> **What the exercise asks**
Examine the entries and show every line in which the word "有一天在中国汽车产业" is found.

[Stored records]

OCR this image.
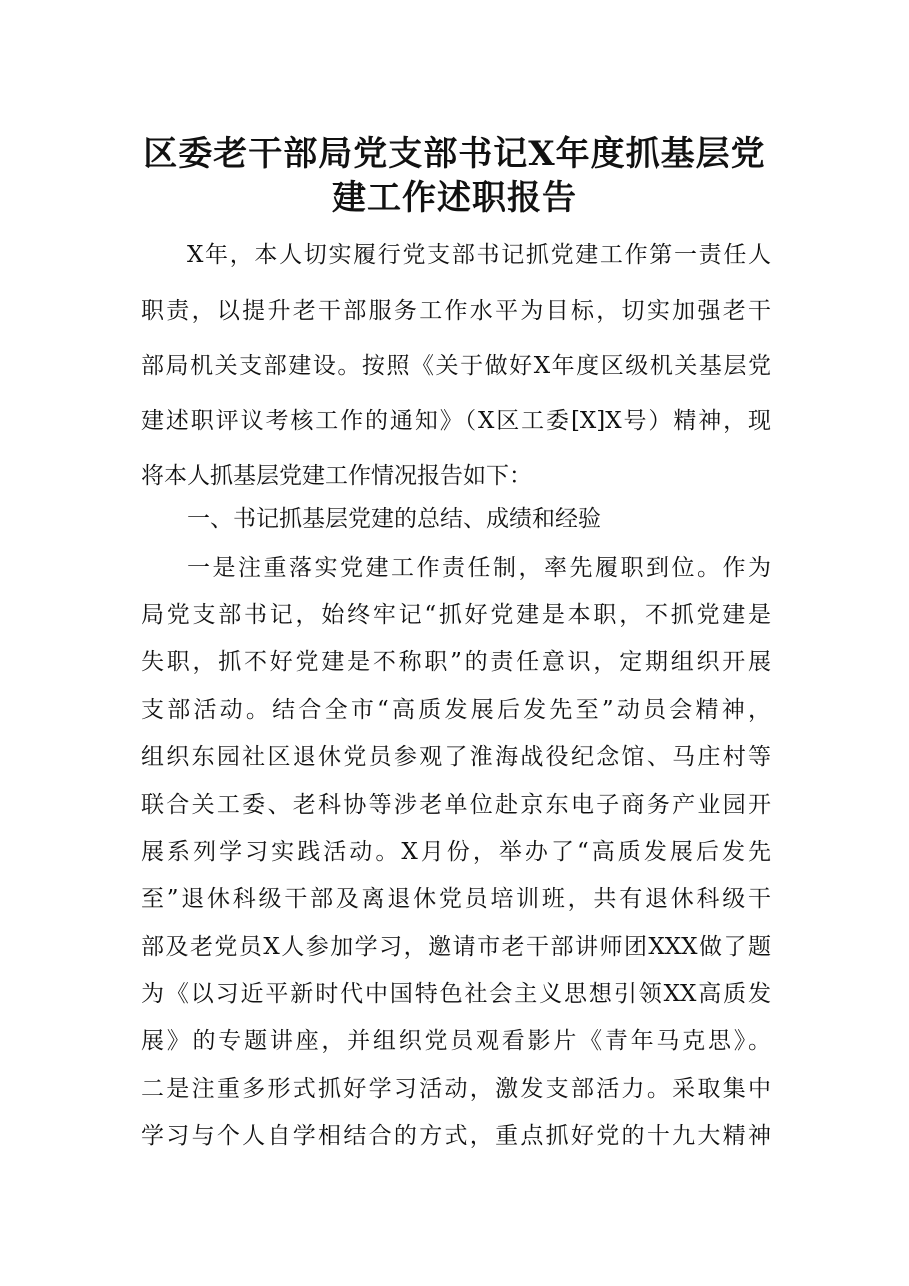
区委老干部局党支部书记X年度抓基层党
建工作述职报告
X年，本人切实履行党支部书记抓党建工作第一责任人
职责，以提升老干部服务工作水平为目标，切实加强老干
部局机关支部建设。按照《关于做好X年度区级机关基层党
建述职评议考核工作的通知》（X区工委[X]X号）精神，现
将本人抓基层党建工作情况报告如下：
一、书记抓基层党建的总结、成绩和经验
一是注重落实党建工作责任制，率先履职到位。作为
局党支部书记，始终牢记“抓好党建是本职，不抓党建是
失职，抓不好党建是不称职”的责任意识，定期组织开展
支部活动。结合全市“高质发展后发先至”动员会精神，
组织东园社区退休党员参观了淮海战役纪念馆、马庄村等
联合关工委、老科协等涉老单位赴京东电子商务产业园开
展系列学习实践活动。X月份，举办了“高质发展后发先
至”退休科级干部及离退休党员培训班，共有退休科级干
部及老党员X人参加学习，邀请市老干部讲师团XXX做了题
为《以习近平新时代中国特色社会主义思想引领XX高质发
展》的专题讲座，并组织党员观看影片《青年马克思》。
二是注重多形式抓好学习活动，激发支部活力。采取集中
学习与个人自学相结合的方式，重点抓好党的十九大精神
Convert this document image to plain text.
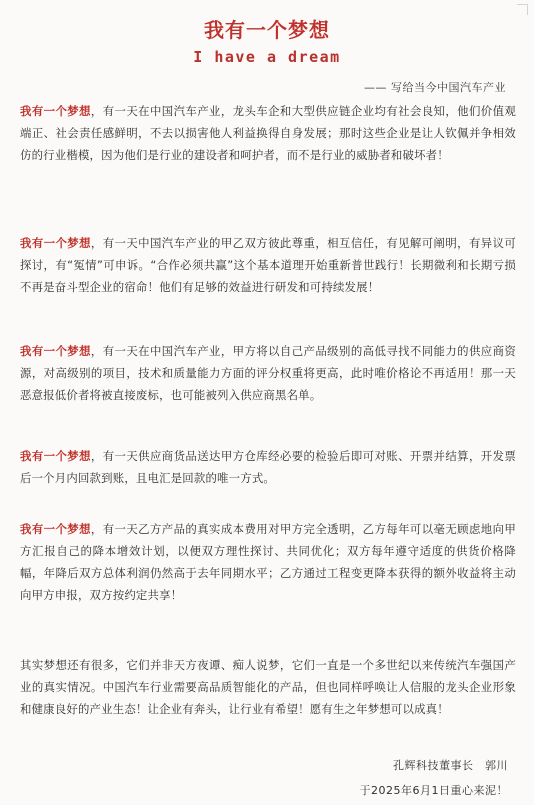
我有一个梦想
I have a dream
—— 写给当今中国汽车产业
我有一个梦想，有一天在中国汽车产业，龙头车企和大型供应链企业均有社会良知，他们价值观端正、社会责任感鲜明，不去以损害他人利益换得自身发展；那时这些企业是让人钦佩并争相效仿的行业楷模，因为他们是行业的建设者和呵护者，而不是行业的威胁者和破坏者！
我有一个梦想，有一天中国汽车产业的甲乙双方彼此尊重，相互信任，有见解可阐明，有异议可探讨，有“冤情”可申诉。“合作必须共赢”这个基本道理开始重新普世践行！长期微利和长期亏损不再是奋斗型企业的宿命！他们有足够的效益进行研发和可持续发展！
我有一个梦想，有一天在中国汽车产业，甲方将以自己产品级别的高低寻找不同能力的供应商资源，对高级别的项目，技术和质量能力方面的评分权重将更高，此时唯价格论不再适用！那一天恶意报低价者将被直接废标，也可能被列入供应商黑名单。
我有一个梦想，有一天供应商货品送达甲方仓库经必要的检验后即可对账、开票并结算，开发票后一个月内回款到账，且电汇是回款的唯一方式。
我有一个梦想，有一天乙方产品的真实成本费用对甲方完全透明，乙方每年可以毫无顾虑地向甲方汇报自己的降本增效计划，以便双方理性探讨、共同优化；双方每年遵守适度的供货价格降幅，年降后双方总体利润仍然高于去年同期水平；乙方通过工程变更降本获得的额外收益将主动向甲方申报，双方按约定共享！
其实梦想还有很多，它们并非天方夜谭、痴人说梦，它们一直是一个多世纪以来传统汽车强国产业的真实情况。中国汽车行业需要高品质智能化的产品，但也同样呼唤让人信服的龙头企业形象和健康良好的产业生态！让企业有奔头，让行业有希望！愿有生之年梦想可以成真！
孔辉科技董事长　郭川
于2025年6月1日重心来泥！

> **Answer**
我有一个梦想，有一天在中国汽车产业，龙头车企和大型供应链企业均有社会良知，他们价值观端正、社会责任感鲜明，不去以损害他人利益换得自身发展；那时这些企业是让人钦佩并争相效仿的行业楷模，因为他们是行业的建设者和呵护者，而不是行业的威胁者和破坏者！
我有一个梦想，有一天在中国汽车产业，甲方将以自己产品级别的高低寻找不同能力的供应商资源，对高级别的项目，技术和质量能力方面的评分权重将更高，此时唯价格论不再适用！那一天恶意报低价者将被直接废标，也可能被列入供应商黑名单。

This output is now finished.